▸ **Records**:

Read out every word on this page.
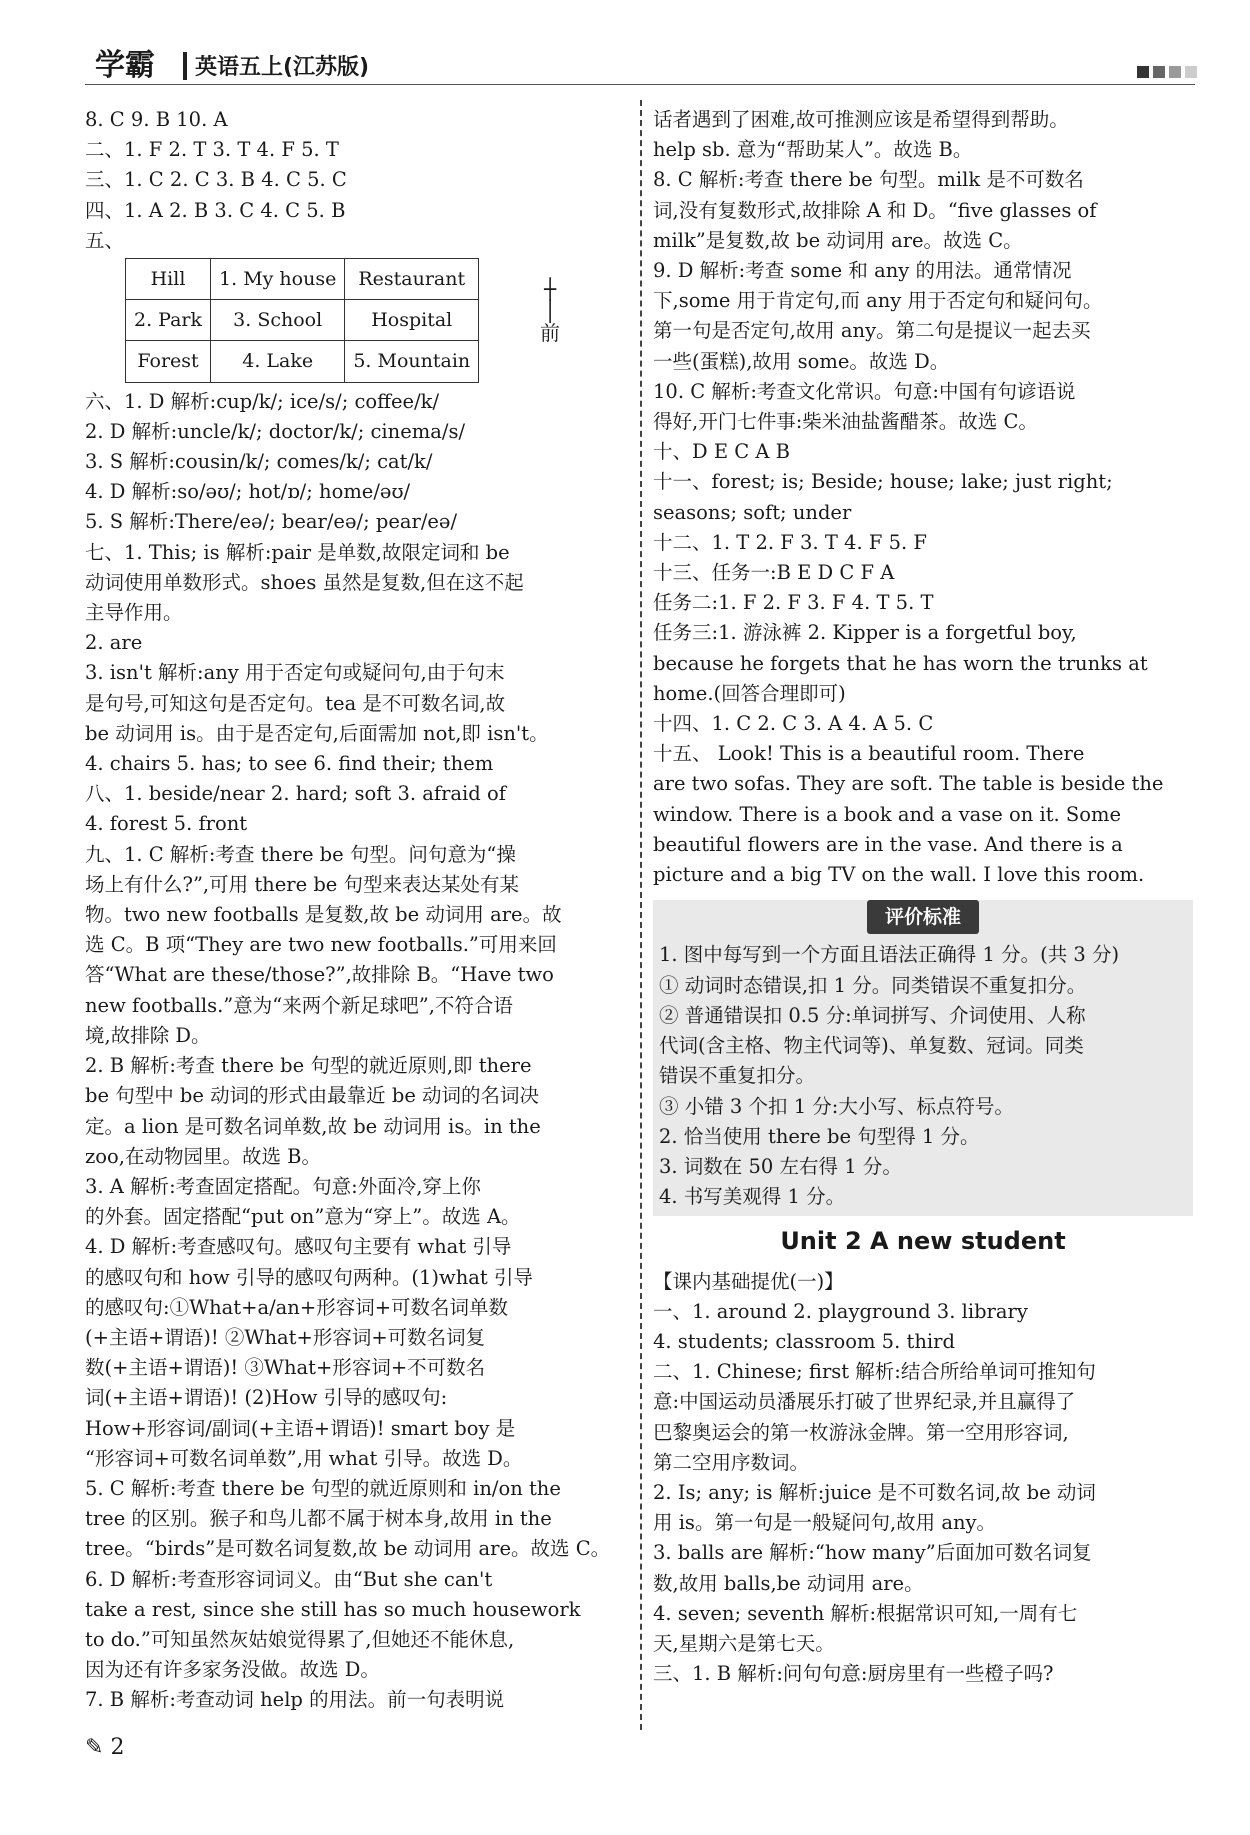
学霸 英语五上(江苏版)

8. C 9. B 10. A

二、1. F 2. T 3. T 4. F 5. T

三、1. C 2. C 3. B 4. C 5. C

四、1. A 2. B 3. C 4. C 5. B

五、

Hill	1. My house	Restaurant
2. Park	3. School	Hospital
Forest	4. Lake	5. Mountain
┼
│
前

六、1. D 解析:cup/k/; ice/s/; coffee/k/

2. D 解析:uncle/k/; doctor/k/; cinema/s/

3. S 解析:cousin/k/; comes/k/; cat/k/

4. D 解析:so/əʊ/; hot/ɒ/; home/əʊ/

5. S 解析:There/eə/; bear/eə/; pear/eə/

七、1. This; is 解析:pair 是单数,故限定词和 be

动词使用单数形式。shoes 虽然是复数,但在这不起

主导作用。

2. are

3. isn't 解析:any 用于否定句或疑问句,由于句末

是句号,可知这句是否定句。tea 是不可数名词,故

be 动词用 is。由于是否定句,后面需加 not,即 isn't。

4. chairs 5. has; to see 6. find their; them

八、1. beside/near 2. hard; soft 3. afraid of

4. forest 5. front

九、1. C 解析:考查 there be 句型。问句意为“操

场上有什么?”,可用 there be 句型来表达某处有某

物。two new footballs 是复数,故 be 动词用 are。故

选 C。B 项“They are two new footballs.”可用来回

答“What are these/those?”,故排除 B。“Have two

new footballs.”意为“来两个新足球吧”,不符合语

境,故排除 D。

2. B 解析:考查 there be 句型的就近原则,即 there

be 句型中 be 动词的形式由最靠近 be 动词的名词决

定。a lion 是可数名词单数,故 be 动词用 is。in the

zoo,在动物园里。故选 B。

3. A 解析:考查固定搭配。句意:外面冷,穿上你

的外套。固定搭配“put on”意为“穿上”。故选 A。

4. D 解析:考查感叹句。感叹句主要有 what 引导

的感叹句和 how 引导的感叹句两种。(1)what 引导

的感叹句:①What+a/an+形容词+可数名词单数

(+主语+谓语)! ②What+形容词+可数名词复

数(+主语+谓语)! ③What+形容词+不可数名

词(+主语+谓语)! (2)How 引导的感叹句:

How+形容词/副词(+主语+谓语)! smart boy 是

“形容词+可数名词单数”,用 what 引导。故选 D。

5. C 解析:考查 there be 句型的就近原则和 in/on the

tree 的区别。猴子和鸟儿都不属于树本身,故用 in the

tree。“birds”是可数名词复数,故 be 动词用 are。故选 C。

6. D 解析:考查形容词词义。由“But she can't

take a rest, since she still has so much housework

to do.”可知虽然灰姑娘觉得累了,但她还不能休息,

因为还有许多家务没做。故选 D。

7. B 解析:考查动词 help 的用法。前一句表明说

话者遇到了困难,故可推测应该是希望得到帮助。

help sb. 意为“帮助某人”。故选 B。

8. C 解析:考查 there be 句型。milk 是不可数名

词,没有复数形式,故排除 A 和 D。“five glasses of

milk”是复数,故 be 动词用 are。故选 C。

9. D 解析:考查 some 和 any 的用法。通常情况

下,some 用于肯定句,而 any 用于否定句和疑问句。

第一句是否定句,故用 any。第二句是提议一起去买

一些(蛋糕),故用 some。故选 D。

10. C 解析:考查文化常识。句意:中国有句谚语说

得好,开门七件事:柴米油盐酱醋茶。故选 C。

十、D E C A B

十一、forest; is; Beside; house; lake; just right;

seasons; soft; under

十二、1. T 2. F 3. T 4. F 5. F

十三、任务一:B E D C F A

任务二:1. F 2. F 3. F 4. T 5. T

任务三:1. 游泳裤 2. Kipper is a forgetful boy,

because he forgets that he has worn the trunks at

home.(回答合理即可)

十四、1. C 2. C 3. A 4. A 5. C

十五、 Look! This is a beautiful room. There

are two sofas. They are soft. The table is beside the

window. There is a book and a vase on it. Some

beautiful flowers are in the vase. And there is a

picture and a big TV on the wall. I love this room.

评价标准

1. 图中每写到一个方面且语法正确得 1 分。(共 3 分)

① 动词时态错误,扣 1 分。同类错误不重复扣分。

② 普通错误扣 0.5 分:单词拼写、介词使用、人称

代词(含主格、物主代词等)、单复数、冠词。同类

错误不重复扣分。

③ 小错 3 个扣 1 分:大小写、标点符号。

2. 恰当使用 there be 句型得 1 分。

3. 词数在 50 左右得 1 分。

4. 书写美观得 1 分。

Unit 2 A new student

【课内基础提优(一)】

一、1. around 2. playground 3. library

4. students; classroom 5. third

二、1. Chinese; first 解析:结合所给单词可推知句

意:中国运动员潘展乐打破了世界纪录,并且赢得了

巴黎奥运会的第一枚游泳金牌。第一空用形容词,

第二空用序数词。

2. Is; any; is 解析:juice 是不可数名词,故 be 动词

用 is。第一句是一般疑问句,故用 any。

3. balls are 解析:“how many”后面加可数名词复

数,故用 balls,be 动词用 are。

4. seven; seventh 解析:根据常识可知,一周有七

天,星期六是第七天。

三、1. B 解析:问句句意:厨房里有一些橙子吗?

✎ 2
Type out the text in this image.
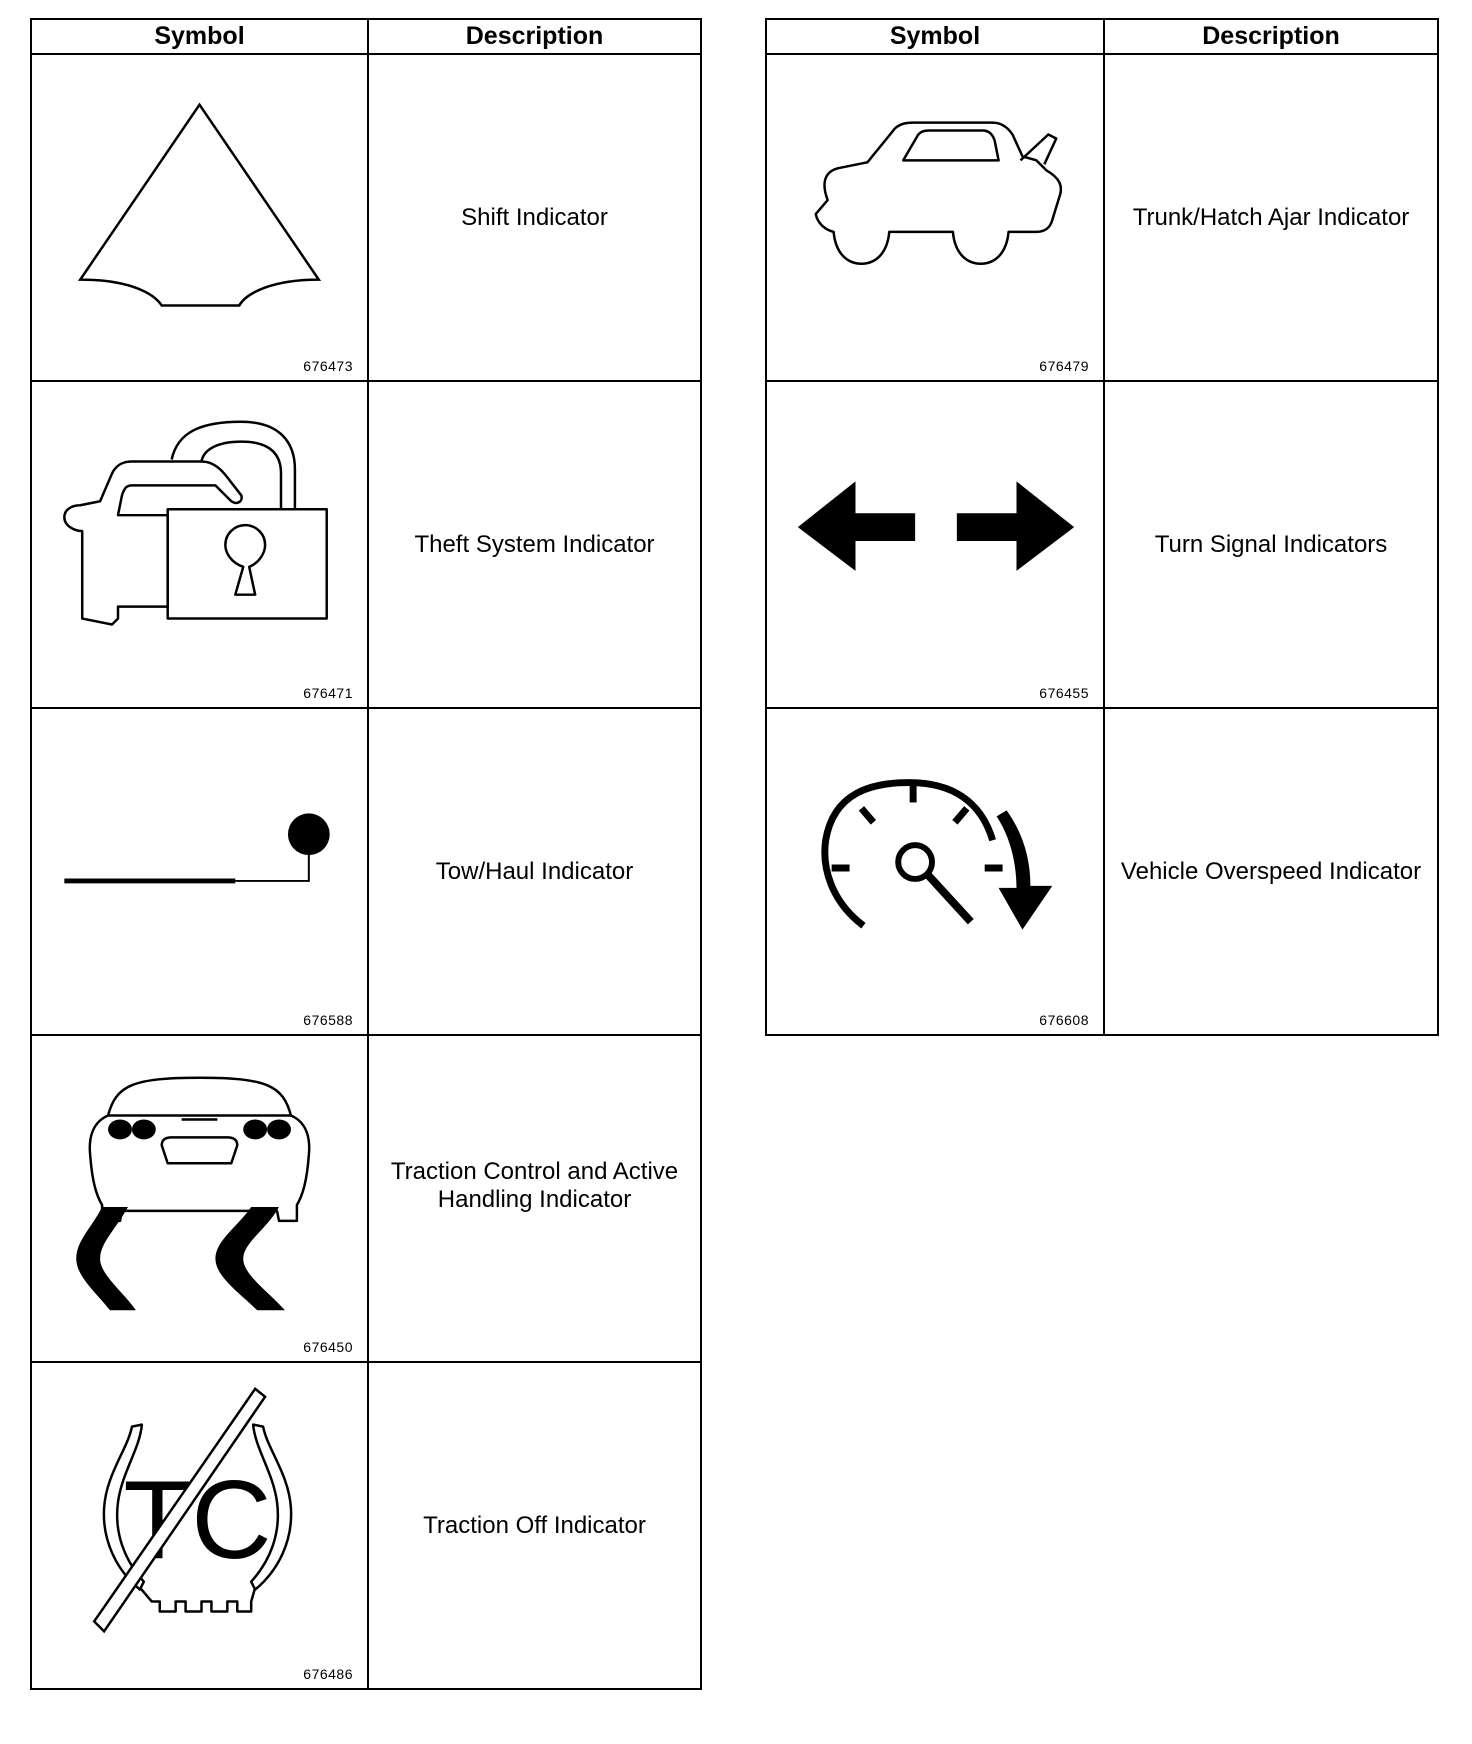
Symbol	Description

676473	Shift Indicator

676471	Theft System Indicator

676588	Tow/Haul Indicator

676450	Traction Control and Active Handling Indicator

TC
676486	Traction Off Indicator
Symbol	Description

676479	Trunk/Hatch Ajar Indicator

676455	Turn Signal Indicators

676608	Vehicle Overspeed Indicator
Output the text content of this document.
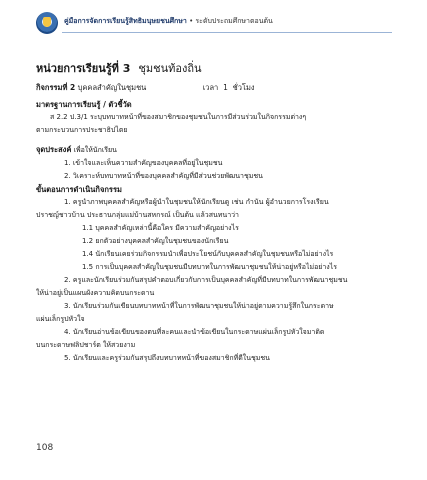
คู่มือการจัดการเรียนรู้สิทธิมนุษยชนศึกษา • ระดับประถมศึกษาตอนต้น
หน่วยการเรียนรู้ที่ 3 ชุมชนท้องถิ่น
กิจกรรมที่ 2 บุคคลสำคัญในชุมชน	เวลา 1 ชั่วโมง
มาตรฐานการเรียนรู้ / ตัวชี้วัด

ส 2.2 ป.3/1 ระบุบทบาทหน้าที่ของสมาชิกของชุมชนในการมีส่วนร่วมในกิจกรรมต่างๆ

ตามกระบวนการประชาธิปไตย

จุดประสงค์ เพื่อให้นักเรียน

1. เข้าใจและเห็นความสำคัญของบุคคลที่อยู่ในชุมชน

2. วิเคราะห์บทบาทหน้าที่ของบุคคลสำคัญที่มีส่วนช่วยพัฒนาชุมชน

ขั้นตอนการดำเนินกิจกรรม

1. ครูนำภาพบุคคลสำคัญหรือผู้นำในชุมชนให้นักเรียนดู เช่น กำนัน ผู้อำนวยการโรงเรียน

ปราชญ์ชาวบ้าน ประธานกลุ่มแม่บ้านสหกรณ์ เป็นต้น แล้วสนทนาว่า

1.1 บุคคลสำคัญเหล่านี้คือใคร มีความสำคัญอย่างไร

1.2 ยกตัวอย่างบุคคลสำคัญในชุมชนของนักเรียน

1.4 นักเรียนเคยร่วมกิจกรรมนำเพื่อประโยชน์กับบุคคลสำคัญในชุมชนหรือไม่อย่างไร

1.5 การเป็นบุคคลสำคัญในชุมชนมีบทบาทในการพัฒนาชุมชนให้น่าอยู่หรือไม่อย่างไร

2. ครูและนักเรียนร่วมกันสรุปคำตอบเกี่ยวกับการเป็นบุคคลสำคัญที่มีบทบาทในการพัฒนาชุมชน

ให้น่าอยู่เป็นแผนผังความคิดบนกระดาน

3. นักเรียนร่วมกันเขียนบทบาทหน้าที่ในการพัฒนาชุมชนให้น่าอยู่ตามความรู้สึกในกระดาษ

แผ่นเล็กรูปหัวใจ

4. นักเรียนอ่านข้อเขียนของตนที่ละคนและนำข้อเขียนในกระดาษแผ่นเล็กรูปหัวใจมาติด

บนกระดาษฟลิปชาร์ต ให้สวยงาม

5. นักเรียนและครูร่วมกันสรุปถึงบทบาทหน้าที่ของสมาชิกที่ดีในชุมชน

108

▸ **Set task**:
Look for "help" and pull out every line that has it.

▸ **Reply to the task**:
7. B 解析:考查动词 help 的用法。前一句表明说
help sb. 意为“帮助某人”。故选 B。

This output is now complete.